→ **Objective**: Print all records exactly, leaving nothing out.

→ **Source material**:
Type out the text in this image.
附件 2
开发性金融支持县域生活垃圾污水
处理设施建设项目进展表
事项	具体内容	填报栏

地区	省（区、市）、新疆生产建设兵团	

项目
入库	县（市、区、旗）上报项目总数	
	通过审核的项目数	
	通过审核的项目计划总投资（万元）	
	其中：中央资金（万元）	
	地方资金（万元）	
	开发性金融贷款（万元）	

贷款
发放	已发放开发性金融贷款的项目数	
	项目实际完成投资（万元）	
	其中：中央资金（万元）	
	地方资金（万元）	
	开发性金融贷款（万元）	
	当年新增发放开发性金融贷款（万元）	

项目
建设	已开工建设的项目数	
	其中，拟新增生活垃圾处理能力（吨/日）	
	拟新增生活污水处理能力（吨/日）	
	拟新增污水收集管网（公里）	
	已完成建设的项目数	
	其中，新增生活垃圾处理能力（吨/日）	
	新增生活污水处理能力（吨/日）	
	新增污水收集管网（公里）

→ **Final answer**:
Type out the text in this image.
附件 2
开发性金融支持县域生活垃圾污水
处理设施建设项目进展表
事项	具体内容	填报栏

地区	省（区、市）、新疆生产建设兵团	

项目
入库	县（市、区、旗）上报项目总数	
	通过审核的项目数	
	通过审核的项目计划总投资（万元）	
	其中：中央资金（万元）	
	地方资金（万元）	
	开发性金融贷款（万元）	

贷款
发放	已发放开发性金融贷款的项目数	
	项目实际完成投资（万元）	
	其中：中央资金（万元）	
	地方资金（万元）	
	开发性金融贷款（万元）	
	当年新增发放开发性金融贷款（万元）	

项目
建设	已开工建设的项目数	
	其中，拟新增生活垃圾处理能力（吨/日）	
	拟新增生活污水处理能力（吨/日）	
	拟新增污水收集管网（公里）	
	已完成建设的项目数	
	其中，新增生活垃圾处理能力（吨/日）	
	新增生活污水处理能力（吨/日）	
	新增污水收集管网（公里）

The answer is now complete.